[Source data]
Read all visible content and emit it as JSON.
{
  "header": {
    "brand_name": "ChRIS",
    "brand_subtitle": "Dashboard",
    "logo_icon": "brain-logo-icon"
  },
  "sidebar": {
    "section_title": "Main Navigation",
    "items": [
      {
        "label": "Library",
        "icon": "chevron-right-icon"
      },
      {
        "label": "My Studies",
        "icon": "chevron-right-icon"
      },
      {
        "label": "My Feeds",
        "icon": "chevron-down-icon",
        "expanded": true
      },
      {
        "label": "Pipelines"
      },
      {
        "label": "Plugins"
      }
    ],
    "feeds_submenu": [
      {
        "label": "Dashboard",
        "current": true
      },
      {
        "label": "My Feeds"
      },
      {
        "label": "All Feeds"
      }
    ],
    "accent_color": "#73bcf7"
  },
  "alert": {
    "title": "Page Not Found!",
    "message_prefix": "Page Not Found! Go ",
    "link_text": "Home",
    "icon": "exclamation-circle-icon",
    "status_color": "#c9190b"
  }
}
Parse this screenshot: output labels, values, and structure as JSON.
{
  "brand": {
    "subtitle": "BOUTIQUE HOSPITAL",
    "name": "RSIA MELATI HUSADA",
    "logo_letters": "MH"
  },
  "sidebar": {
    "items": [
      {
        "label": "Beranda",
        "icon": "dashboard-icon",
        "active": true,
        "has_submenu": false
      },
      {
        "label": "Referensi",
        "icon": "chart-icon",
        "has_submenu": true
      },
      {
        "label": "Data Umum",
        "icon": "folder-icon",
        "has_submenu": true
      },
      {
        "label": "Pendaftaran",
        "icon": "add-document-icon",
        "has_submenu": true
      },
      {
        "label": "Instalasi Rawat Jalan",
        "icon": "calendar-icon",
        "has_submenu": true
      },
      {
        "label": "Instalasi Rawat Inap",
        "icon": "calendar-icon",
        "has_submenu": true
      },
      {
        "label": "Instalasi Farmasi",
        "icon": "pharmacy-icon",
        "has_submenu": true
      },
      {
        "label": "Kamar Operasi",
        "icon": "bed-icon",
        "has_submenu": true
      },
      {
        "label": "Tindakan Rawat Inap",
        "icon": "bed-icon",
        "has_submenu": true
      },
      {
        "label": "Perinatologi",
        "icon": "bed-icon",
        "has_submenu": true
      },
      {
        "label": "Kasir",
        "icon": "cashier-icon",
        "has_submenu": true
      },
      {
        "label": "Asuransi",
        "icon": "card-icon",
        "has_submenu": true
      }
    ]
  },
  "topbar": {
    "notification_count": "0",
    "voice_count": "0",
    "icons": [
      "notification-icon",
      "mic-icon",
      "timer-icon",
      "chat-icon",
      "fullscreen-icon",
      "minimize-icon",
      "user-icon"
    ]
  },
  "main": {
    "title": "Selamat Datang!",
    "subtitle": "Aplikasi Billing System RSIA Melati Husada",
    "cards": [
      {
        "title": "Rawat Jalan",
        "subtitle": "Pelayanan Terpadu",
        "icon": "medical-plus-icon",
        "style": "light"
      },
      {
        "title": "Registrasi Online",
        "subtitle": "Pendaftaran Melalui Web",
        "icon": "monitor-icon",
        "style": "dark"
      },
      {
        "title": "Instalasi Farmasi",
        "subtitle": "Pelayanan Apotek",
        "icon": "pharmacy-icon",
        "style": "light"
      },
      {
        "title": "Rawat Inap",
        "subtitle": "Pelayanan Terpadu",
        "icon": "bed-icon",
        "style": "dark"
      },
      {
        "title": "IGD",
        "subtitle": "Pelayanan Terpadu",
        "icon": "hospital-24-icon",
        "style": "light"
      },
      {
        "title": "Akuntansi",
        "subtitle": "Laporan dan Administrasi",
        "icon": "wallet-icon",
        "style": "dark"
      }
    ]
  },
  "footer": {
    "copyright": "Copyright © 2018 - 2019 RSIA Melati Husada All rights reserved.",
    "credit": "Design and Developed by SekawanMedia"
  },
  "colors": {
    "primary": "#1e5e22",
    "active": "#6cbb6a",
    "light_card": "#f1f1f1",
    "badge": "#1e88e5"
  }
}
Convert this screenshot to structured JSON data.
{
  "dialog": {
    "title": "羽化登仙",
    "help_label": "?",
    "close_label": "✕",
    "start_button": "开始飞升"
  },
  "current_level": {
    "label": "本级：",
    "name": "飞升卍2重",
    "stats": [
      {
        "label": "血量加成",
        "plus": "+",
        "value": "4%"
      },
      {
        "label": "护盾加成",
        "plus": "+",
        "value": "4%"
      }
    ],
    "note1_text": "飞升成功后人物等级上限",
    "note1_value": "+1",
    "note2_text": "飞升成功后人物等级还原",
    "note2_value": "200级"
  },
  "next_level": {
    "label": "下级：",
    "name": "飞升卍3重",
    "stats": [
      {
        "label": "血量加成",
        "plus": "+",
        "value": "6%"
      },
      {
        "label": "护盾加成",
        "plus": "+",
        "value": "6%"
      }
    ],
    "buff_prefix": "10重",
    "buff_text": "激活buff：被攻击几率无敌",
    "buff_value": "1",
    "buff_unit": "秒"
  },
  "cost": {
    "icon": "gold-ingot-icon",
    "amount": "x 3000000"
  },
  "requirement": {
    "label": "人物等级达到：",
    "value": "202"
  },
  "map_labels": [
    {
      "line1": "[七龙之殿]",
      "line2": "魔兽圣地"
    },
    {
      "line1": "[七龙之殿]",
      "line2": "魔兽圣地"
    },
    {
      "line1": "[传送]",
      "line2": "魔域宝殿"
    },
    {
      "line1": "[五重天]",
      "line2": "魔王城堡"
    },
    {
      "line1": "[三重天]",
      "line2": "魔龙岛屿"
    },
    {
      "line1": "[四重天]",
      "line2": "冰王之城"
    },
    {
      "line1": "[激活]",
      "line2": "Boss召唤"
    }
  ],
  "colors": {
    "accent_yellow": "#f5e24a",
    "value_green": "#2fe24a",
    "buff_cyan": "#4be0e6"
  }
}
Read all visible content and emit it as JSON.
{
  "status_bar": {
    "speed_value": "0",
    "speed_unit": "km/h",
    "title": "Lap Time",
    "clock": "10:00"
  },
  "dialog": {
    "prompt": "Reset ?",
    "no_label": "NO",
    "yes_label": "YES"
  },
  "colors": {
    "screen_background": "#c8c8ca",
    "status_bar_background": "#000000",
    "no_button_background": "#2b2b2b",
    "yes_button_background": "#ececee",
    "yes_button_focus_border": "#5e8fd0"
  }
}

**PROBLEM STATEMENT**
Repeat every entry exactly as written above.

**REPLY**
Read all visible content and emit it as JSON.
{
  "header": {
    "brand_name": "ChRIS",
    "brand_subtitle": "Dashboard",
    "logo_icon": "brain-logo-icon"
  },
  "sidebar": {
    "section_title": "Main Navigation",
    "items": [
      {
        "label": "Library",
        "icon": "chevron-right-icon"
      },
      {
        "label": "My Studies",
        "icon": "chevron-right-icon"
      },
      {
        "label": "My Feeds",
        "icon": "chevron-down-icon",
        "expanded": true
      },
      {
        "label": "Pipelines"
      },
      {
        "label": "Plugins"
      }
    ],
    "feeds_submenu": [
      {
        "label": "Dashboard",
        "current": true
      },
      {
        "label": "My Feeds"
      },
      {
        "label": "All Feeds"
      }
    ],
    "accent_color": "#73bcf7"
  },
  "alert": {
    "title": "Page Not Found!",
    "message_prefix": "Page Not Found! Go ",
    "link_text": "Home",
    "icon": "exclamation-circle-icon",
    "status_color": "#c9190b"
  }
}
Parse this screenshot: output labels, values, and structure as JSON.
{
  "brand": {
    "subtitle": "BOUTIQUE HOSPITAL",
    "name": "RSIA MELATI HUSADA",
    "logo_letters": "MH"
  },
  "sidebar": {
    "items": [
      {
        "label": "Beranda",
        "icon": "dashboard-icon",
        "active": true,
        "has_submenu": false
      },
      {
        "label": "Referensi",
        "icon": "chart-icon",
        "has_submenu": true
      },
      {
        "label": "Data Umum",
        "icon": "folder-icon",
        "has_submenu": true
      },
      {
        "label": "Pendaftaran",
        "icon": "add-document-icon",
        "has_submenu": true
      },
      {
        "label": "Instalasi Rawat Jalan",
        "icon": "calendar-icon",
        "has_submenu": true
      },
      {
        "label": "Instalasi Rawat Inap",
        "icon": "calendar-icon",
        "has_submenu": true
      },
      {
        "label": "Instalasi Farmasi",
        "icon": "pharmacy-icon",
        "has_submenu": true
      },
      {
        "label": "Kamar Operasi",
        "icon": "bed-icon",
        "has_submenu": true
      },
      {
        "label": "Tindakan Rawat Inap",
        "icon": "bed-icon",
        "has_submenu": true
      },
      {
        "label": "Perinatologi",
        "icon": "bed-icon",
        "has_submenu": true
      },
      {
        "label": "Kasir",
        "icon": "cashier-icon",
        "has_submenu": true
      },
      {
        "label": "Asuransi",
        "icon": "card-icon",
        "has_submenu": true
      }
    ]
  },
  "topbar": {
    "notification_count": "0",
    "voice_count": "0",
    "icons": [
      "notification-icon",
      "mic-icon",
      "timer-icon",
      "chat-icon",
      "fullscreen-icon",
      "minimize-icon",
      "user-icon"
    ]
  },
  "main": {
    "title": "Selamat Datang!",
    "subtitle": "Aplikasi Billing System RSIA Melati Husada",
    "cards": [
      {
        "title": "Rawat Jalan",
        "subtitle": "Pelayanan Terpadu",
        "icon": "medical-plus-icon",
        "style": "light"
      },
      {
        "title": "Registrasi Online",
        "subtitle": "Pendaftaran Melalui Web",
        "icon": "monitor-icon",
        "style": "dark"
      },
      {
        "title": "Instalasi Farmasi",
        "subtitle": "Pelayanan Apotek",
        "icon": "pharmacy-icon",
        "style": "light"
      },
      {
        "title": "Rawat Inap",
        "subtitle": "Pelayanan Terpadu",
        "icon": "bed-icon",
        "style": "dark"
      },
      {
        "title": "IGD",
        "subtitle": "Pelayanan Terpadu",
        "icon": "hospital-24-icon",
        "style": "light"
      },
      {
        "title": "Akuntansi",
        "subtitle": "Laporan dan Administrasi",
        "icon": "wallet-icon",
        "style": "dark"
      }
    ]
  },
  "footer": {
    "copyright": "Copyright © 2018 - 2019 RSIA Melati Husada All rights reserved.",
    "credit": "Design and Developed by SekawanMedia"
  },
  "colors": {
    "primary": "#1e5e22",
    "active": "#6cbb6a",
    "light_card": "#f1f1f1",
    "badge": "#1e88e5"
  }
}
Convert this screenshot to structured JSON data.
{
  "dialog": {
    "title": "羽化登仙",
    "help_label": "?",
    "close_label": "✕",
    "start_button": "开始飞升"
  },
  "current_level": {
    "label": "本级：",
    "name": "飞升卍2重",
    "stats": [
      {
        "label": "血量加成",
        "plus": "+",
        "value": "4%"
      },
      {
        "label": "护盾加成",
        "plus": "+",
        "value": "4%"
      }
    ],
    "note1_text": "飞升成功后人物等级上限",
    "note1_value": "+1",
    "note2_text": "飞升成功后人物等级还原",
    "note2_value": "200级"
  },
  "next_level": {
    "label": "下级：",
    "name": "飞升卍3重",
    "stats": [
      {
        "label": "血量加成",
        "plus": "+",
        "value": "6%"
      },
      {
        "label": "护盾加成",
        "plus": "+",
        "value": "6%"
      }
    ],
    "buff_prefix": "10重",
    "buff_text": "激活buff：被攻击几率无敌",
    "buff_value": "1",
    "buff_unit": "秒"
  },
  "cost": {
    "icon": "gold-ingot-icon",
    "amount": "x 3000000"
  },
  "requirement": {
    "label": "人物等级达到：",
    "value": "202"
  },
  "map_labels": [
    {
      "line1": "[七龙之殿]",
      "line2": "魔兽圣地"
    },
    {
      "line1": "[七龙之殿]",
      "line2": "魔兽圣地"
    },
    {
      "line1": "[传送]",
      "line2": "魔域宝殿"
    },
    {
      "line1": "[五重天]",
      "line2": "魔王城堡"
    },
    {
      "line1": "[三重天]",
      "line2": "魔龙岛屿"
    },
    {
      "line1": "[四重天]",
      "line2": "冰王之城"
    },
    {
      "line1": "[激活]",
      "line2": "Boss召唤"
    }
  ],
  "colors": {
    "accent_yellow": "#f5e24a",
    "value_green": "#2fe24a",
    "buff_cyan": "#4be0e6"
  }
}
Read all visible content and emit it as JSON.
{
  "status_bar": {
    "speed_value": "0",
    "speed_unit": "km/h",
    "title": "Lap Time",
    "clock": "10:00"
  },
  "dialog": {
    "prompt": "Reset ?",
    "no_label": "NO",
    "yes_label": "YES"
  },
  "colors": {
    "screen_background": "#c8c8ca",
    "status_bar_background": "#000000",
    "no_button_background": "#2b2b2b",
    "yes_button_background": "#ececee",
    "yes_button_focus_border": "#5e8fd0"
  }
}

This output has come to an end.